Work to complete — Take the records below and extract, word for word, the lines from the one containing "Decode this image" through the final line, inclusive. Omit pictures.

The data —
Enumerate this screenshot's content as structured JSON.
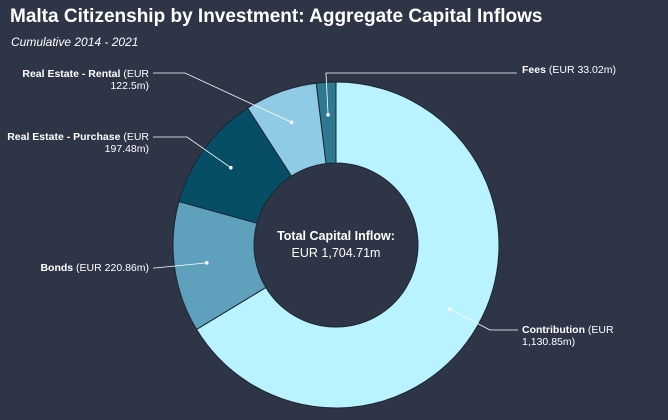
{
  "title": "Malta Citizenship by Investment: Aggregate Capital Inflows",
  "subtitle": "Cumulative 2014 - 2021",
  "chart_data": {
    "type": "pie",
    "donut": true,
    "title": "Malta Citizenship by Investment: Aggregate Capital Inflows",
    "subtitle": "Cumulative 2014 - 2021",
    "center_label": {
      "title": "Total Capital Inflow:",
      "value": "EUR 1,704.71m"
    },
    "slices": [
      {
        "name": "Contribution",
        "value": 1130.85,
        "label_lines": [
          "Contribution (EUR",
          "1,130.85m)"
        ],
        "color": "#b9f3ff"
      },
      {
        "name": "Bonds",
        "value": 220.86,
        "label_lines": [
          "Bonds (EUR 220.86m)"
        ],
        "color": "#5fa0bd"
      },
      {
        "name": "Real Estate - Purchase",
        "value": 197.48,
        "label_lines": [
          "Real Estate - Purchase (EUR",
          "197.48m)"
        ],
        "color": "#054e66"
      },
      {
        "name": "Real Estate - Rental",
        "value": 122.5,
        "label_lines": [
          "Real Estate - Rental (EUR",
          "122.5m)"
        ],
        "color": "#8fcbe5"
      },
      {
        "name": "Fees",
        "value": 33.02,
        "label_lines": [
          "Fees (EUR 33.02m)"
        ],
        "color": "#2f7891"
      }
    ]
  }
}
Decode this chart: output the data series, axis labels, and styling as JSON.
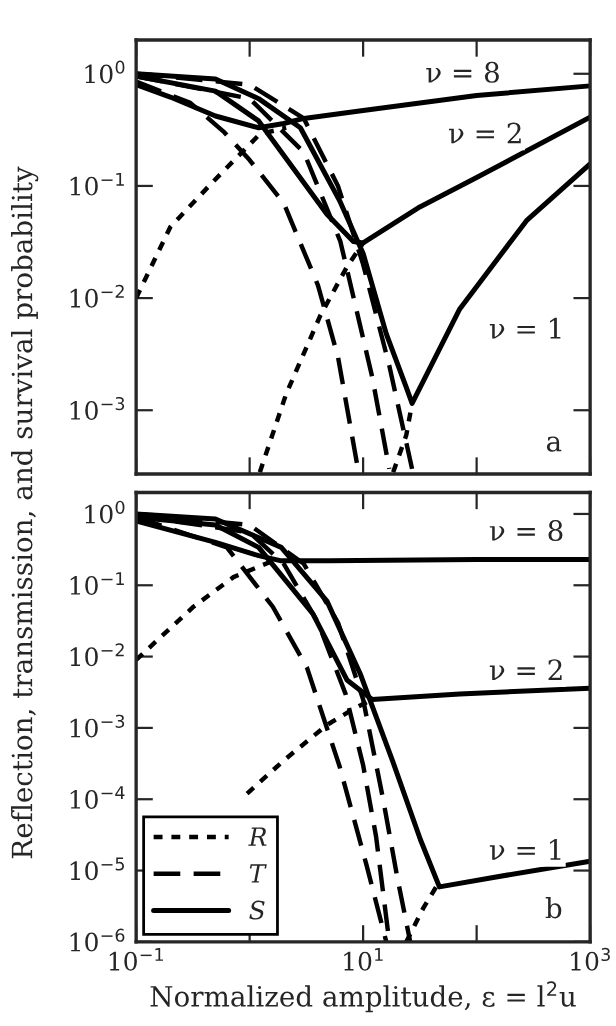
{
  "chart_data": [
    {
      "type": "line",
      "ylabel": "Reflection, transmission, and survival probability",
      "log": "xy",
      "grid": false,
      "legend": false,
      "tick_labels": "y",
      "xlim": [
        0.1,
        1000
      ],
      "xticks": [
        0.1,
        1,
        10,
        100,
        1000
      ],
      "ylim": [
        0.00027,
        2
      ],
      "yticks": [
        {
          "value": 0.001,
          "label": "10$^{−3}$"
        },
        {
          "value": 0.01,
          "label": "10$^{−2}$"
        },
        {
          "value": 0.1,
          "label": "10$^{−1}$"
        },
        {
          "value": 1,
          "label": "10$^{0}$"
        }
      ],
      "series": [
        {
          "color": "#000000",
          "line_style": "solid",
          "x": [
            0.1,
            0.2,
            0.5,
            1.2,
            2,
            3,
            10,
            100,
            1000
          ],
          "values": [
            0.8,
            0.62,
            0.42,
            0.33,
            0.36,
            0.4,
            0.47,
            0.64,
            0.78
          ]
        },
        {
          "color": "#000000",
          "line_style": "solid",
          "x": [
            0.1,
            0.5,
            1.2,
            4.8,
            8.2,
            10,
            31.6,
            102,
            1000
          ],
          "values": [
            0.95,
            0.7,
            0.38,
            0.056,
            0.032,
            0.031,
            0.065,
            0.12,
            0.41
          ]
        },
        {
          "color": "#000000",
          "line_style": "solid",
          "x": [
            0.1,
            0.5,
            1.2,
            2.8,
            6.2,
            10,
            16,
            24,
            27,
            71,
            275,
            1000
          ],
          "values": [
            1.0,
            0.9,
            0.6,
            0.33,
            0.074,
            0.025,
            0.0048,
            0.0016,
            0.00115,
            0.008,
            0.049,
            0.157
          ]
        },
        {
          "color": "#000000",
          "line_style": "dashed",
          "x": [
            0.1,
            0.3,
            0.6,
            1,
            2,
            4,
            6,
            9
          ],
          "values": [
            0.85,
            0.55,
            0.3,
            0.17,
            0.07,
            0.013,
            0.003,
            0.0003
          ]
        },
        {
          "color": "#000000",
          "line_style": "dashed",
          "x": [
            0.1,
            1,
            3,
            6.3,
            12,
            17
          ],
          "values": [
            0.95,
            0.6,
            0.2,
            0.032,
            0.002,
            0.0003
          ]
        },
        {
          "color": "#000000",
          "line_style": "dashed",
          "x": [
            0.1,
            1,
            3,
            6,
            10,
            17,
            27
          ],
          "values": [
            1.0,
            0.8,
            0.4,
            0.1,
            0.02,
            0.0025,
            0.0003
          ]
        },
        {
          "color": "#000000",
          "line_style": "dotted",
          "x": [
            0.1,
            0.2,
            0.48,
            1.23,
            2.1
          ],
          "values": [
            0.01,
            0.043,
            0.11,
            0.29,
            0.33
          ]
        },
        {
          "color": "#000000",
          "line_style": "dotted",
          "x": [
            1.23,
            2.1,
            4.2,
            7.2,
            10
          ],
          "values": [
            0.00028,
            0.0014,
            0.007,
            0.019,
            0.031
          ]
        },
        {
          "color": "#000000",
          "line_style": "dotted",
          "x": [
            18.4,
            24,
            27
          ],
          "values": [
            0.00028,
            0.0006,
            0.00115
          ]
        }
      ],
      "annotations": [
        "ν = 8",
        "ν = 2",
        "ν = 1",
        "a"
      ]
    },
    {
      "type": "line",
      "xlabel": "Normalized amplitude, ε = l$^{2}$u",
      "log": "xy",
      "grid": false,
      "legend": "lower left",
      "xlim": [
        0.1,
        1000
      ],
      "xticks": [
        {
          "value": 0.1,
          "label": "10$^{−1}$"
        },
        {
          "value": 1,
          "label": null
        },
        {
          "value": 10,
          "label": "10$^{1}$"
        },
        {
          "value": 100,
          "label": null
        },
        {
          "value": 1000,
          "label": "10$^{3}$"
        }
      ],
      "ylim": [
        1e-06,
        2
      ],
      "yticks": [
        {
          "value": 1e-06,
          "label": "10$^{−6}$"
        },
        {
          "value": 1e-05,
          "label": "10$^{−5}$"
        },
        {
          "value": 0.0001,
          "label": "10$^{−4}$"
        },
        {
          "value": 0.001,
          "label": "10$^{−3}$"
        },
        {
          "value": 0.01,
          "label": "10$^{−2}$"
        },
        {
          "value": 0.1,
          "label": "10$^{−1}$"
        },
        {
          "value": 1,
          "label": "10$^{0}$"
        }
      ],
      "series": [
        {
          "name": "R",
          "color": "#000000",
          "line_style": "dotted",
          "x": [
            0.1,
            0.32,
            0.72,
            1.6
          ],
          "values": [
            0.009,
            0.05,
            0.13,
            0.22
          ]
        },
        {
          "color": "#000000",
          "line_style": "dotted",
          "x": [
            0.95,
            2,
            4.8,
            8,
            12
          ],
          "values": [
            0.00012,
            0.00035,
            0.0011,
            0.0018,
            0.0025
          ]
        },
        {
          "color": "#000000",
          "line_style": "dotted",
          "x": [
            24,
            34,
            44
          ],
          "values": [
            1e-06,
            3e-06,
            5.9e-06
          ]
        },
        {
          "name": "T",
          "color": "#000000",
          "line_style": "dashed",
          "x": [
            0.1,
            0.63,
            1.6,
            3.2,
            6.2,
            10.7,
            16
          ],
          "values": [
            0.9,
            0.34,
            0.05,
            0.007,
            0.00029,
            1.2e-05,
            1e-06
          ]
        },
        {
          "color": "#000000",
          "line_style": "dashed",
          "x": [
            0.1,
            1,
            2,
            4,
            7,
            10,
            13,
            17
          ],
          "values": [
            0.95,
            0.55,
            0.2,
            0.03,
            0.003,
            0.0003,
            3e-05,
            1e-06
          ]
        },
        {
          "color": "#000000",
          "line_style": "dashed",
          "x": [
            0.1,
            1,
            3,
            6,
            10,
            15,
            20,
            26
          ],
          "values": [
            1.0,
            0.7,
            0.2,
            0.03,
            0.0025,
            0.0001,
            8e-06,
            1e-06
          ]
        },
        {
          "color": "#000000",
          "line_style": "solid",
          "x": [
            0.1,
            0.5,
            1.2,
            1.9,
            5,
            100,
            1000
          ],
          "values": [
            0.8,
            0.4,
            0.26,
            0.22,
            0.22,
            0.23,
            0.23
          ]
        },
        {
          "color": "#000000",
          "line_style": "solid",
          "x": [
            0.1,
            0.5,
            1.2,
            3.6,
            7.2,
            12,
            71,
            1000
          ],
          "values": [
            0.9,
            0.7,
            0.34,
            0.04,
            0.0047,
            0.0025,
            0.003,
            0.0036
          ]
        },
        {
          "name": "S",
          "color": "#000000",
          "line_style": "solid",
          "x": [
            0.1,
            0.5,
            1.9,
            4.8,
            9.4,
            18,
            32,
            47,
            140,
            1000
          ],
          "values": [
            1.0,
            0.85,
            0.34,
            0.06,
            0.0058,
            0.00036,
            2.7e-05,
            5.9e-06,
            8e-06,
            1.35e-05
          ]
        }
      ],
      "annotations": [
        "ν = 8",
        "ν = 2",
        "ν = 1",
        "b"
      ]
    }
  ]
}
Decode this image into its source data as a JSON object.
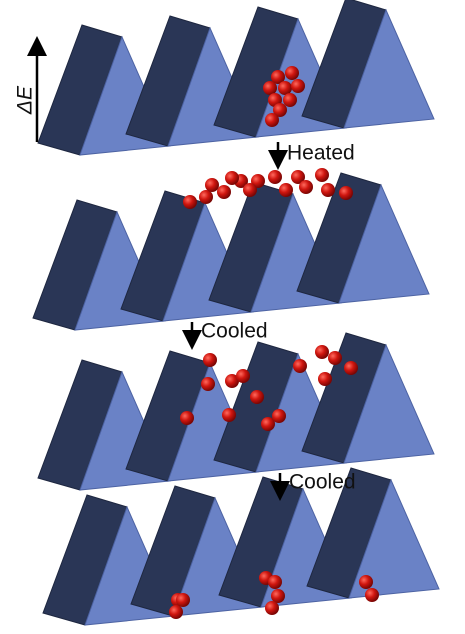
{
  "labels": {
    "energy_axis": "ΔE",
    "steps": [
      "Heated",
      "Cooled",
      "Cooled"
    ]
  }
}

Exercise output —
Decode this image into its source data as a JSON object.
{
  "labels": {
    "energy_axis": "ΔE",
    "steps": [
      "Heated",
      "Cooled",
      "Cooled"
    ]
  }
}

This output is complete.